** start of Dataset records **

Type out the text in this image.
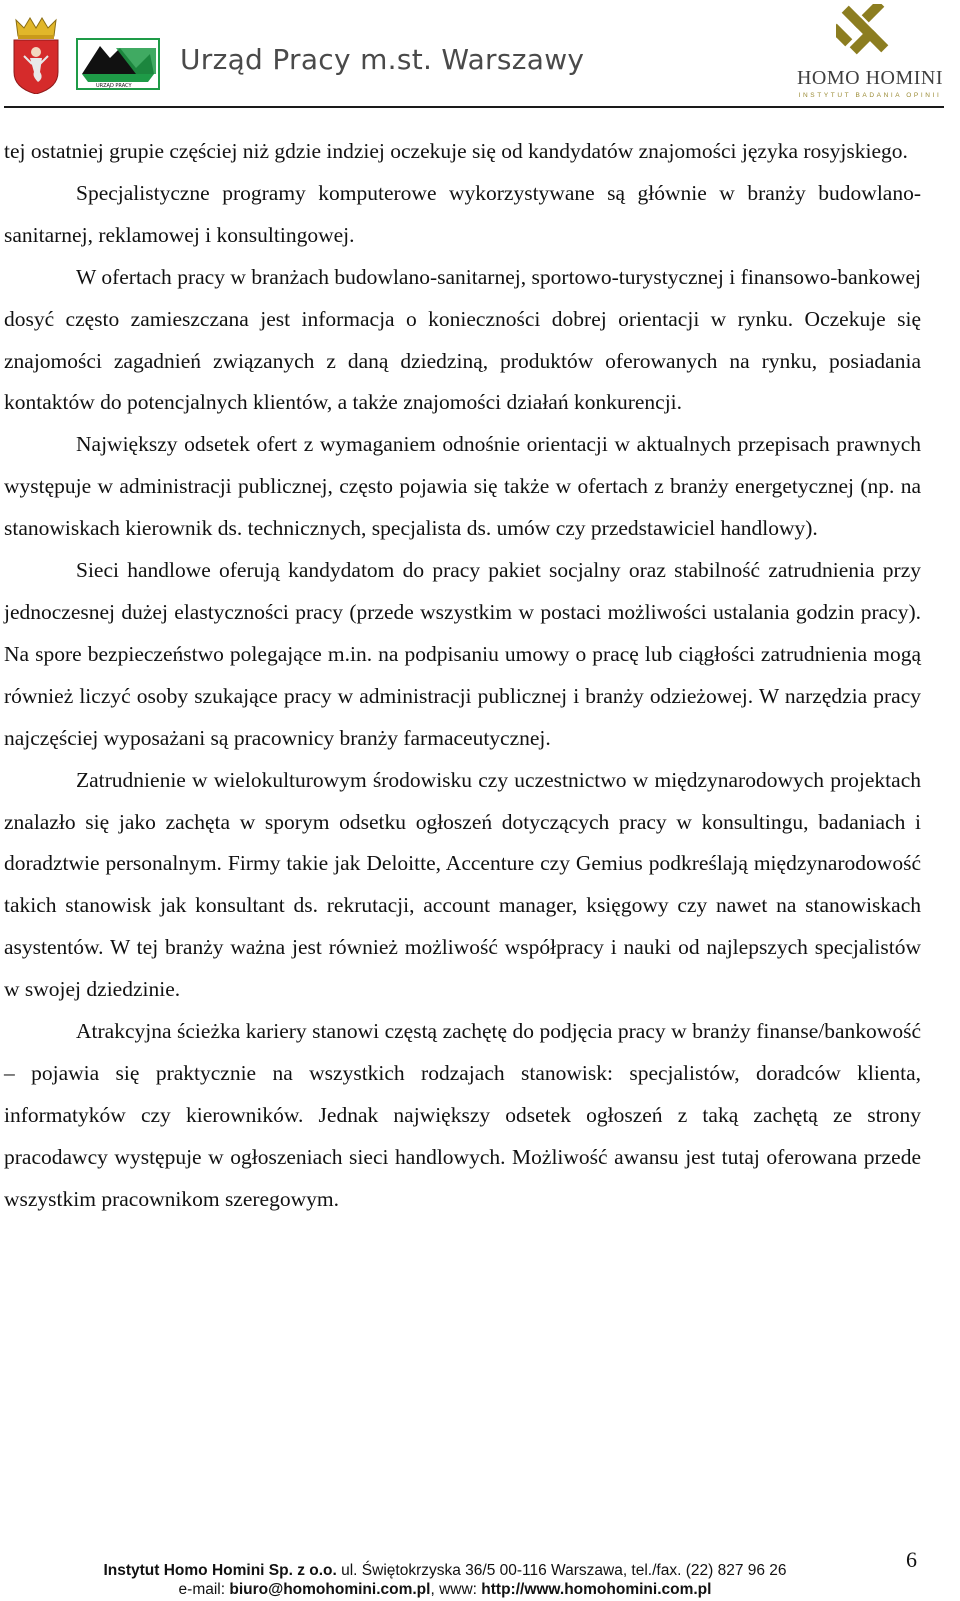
URZĄD PRACY
Urząd Pracy m.st. Warszawy
HOMO HOMINI
INSTYTUT BADANIA OPINII

tej ostatniej grupie częściej niż gdzie indziej oczekuje się od kandydatów znajomości języka rosyjskiego.

Specjalistyczne programy komputerowe wykorzystywane są głównie w branży budowlano-sanitarnej, reklamowej i konsultingowej.

W ofertach pracy w branżach budowlano-sanitarnej, sportowo-turystycznej i finansowo-bankowej dosyć często zamieszczana jest informacja o konieczności dobrej orientacji w rynku. Oczekuje się znajomości zagadnień związanych z daną dziedziną, produktów oferowanych na rynku, posiadania kontaktów do potencjalnych klientów, a także znajomości działań konkurencji.

Największy odsetek ofert z wymaganiem odnośnie orientacji w aktualnych przepisach prawnych występuje w administracji publicznej, często pojawia się także w ofertach z branży energetycznej (np. na stanowiskach kierownik ds. technicznych, specjalista ds. umów czy przedstawiciel handlowy).

Sieci handlowe oferują kandydatom do pracy pakiet socjalny oraz stabilność zatrudnienia przy jednoczesnej dużej elastyczności pracy (przede wszystkim w postaci możliwości ustalania godzin pracy). Na spore bezpieczeństwo polegające m.in. na podpisaniu umowy o pracę lub ciągłości zatrudnienia mogą również liczyć osoby szukające pracy w administracji publicznej i branży odzieżowej. W narzędzia pracy najczęściej wyposażani są pracownicy branży farmaceutycznej.

Zatrudnienie w wielokulturowym środowisku czy uczestnictwo w międzynarodowych projektach znalazło się jako zachęta w sporym odsetku ogłoszeń dotyczących pracy w konsultingu, badaniach i doradztwie personalnym. Firmy takie jak Deloitte, Accenture czy Gemius podkreślają międzynarodowość takich stanowisk jak konsultant ds. rekrutacji, account manager, księgowy czy nawet na stanowiskach asystentów. W tej branży ważna jest również możliwość współpracy i nauki od najlepszych specjalistów w swojej dziedzinie.

Atrakcyjna ścieżka kariery stanowi częstą zachętę do podjęcia pracy w branży finanse/bankowość – pojawia się praktycznie na wszystkich rodzajach stanowisk: specjalistów, doradców klienta, informatyków czy kierowników. Jednak największy odsetek ogłoszeń z taką zachętą ze strony pracodawcy występuje w ogłoszeniach sieci handlowych. Możliwość awansu jest tutaj oferowana przede wszystkim pracownikom szeregowym.

Instytut Homo Homini Sp. z o.o. ul. Świętokrzyska 36/5 00-116 Warszawa, tel./fax. (22) 827 96 26
e-mail: biuro@homohomini.com.pl, www: http://www.homohomini.com.pl
6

** end of Dataset records **

Search the records above for "odsetek". Copy each line where it is found.

> [Completed task]
Największy odsetek ofert z wymaganiem odnośnie orientacji w aktualnych przepisach prawnych występuje w administracji publicznej, często pojawia się także w ofertach z branży energetycznej (np. na stanowiskach kierownik ds. technicznych, specjalista ds. umów czy przedstawiciel handlowy).
Atrakcyjna ścieżka kariery stanowi częstą zachętę do podjęcia pracy w branży finanse/bankowość – pojawia się praktycznie na wszystkich rodzajach stanowisk: specjalistów, doradców klienta, informatyków czy kierowników. Jednak największy odsetek ogłoszeń z taką zachętą ze strony pracodawcy występuje w ogłoszeniach sieci handlowych. Możliwość awansu jest tutaj oferowana przede wszystkim pracownikom szeregowym.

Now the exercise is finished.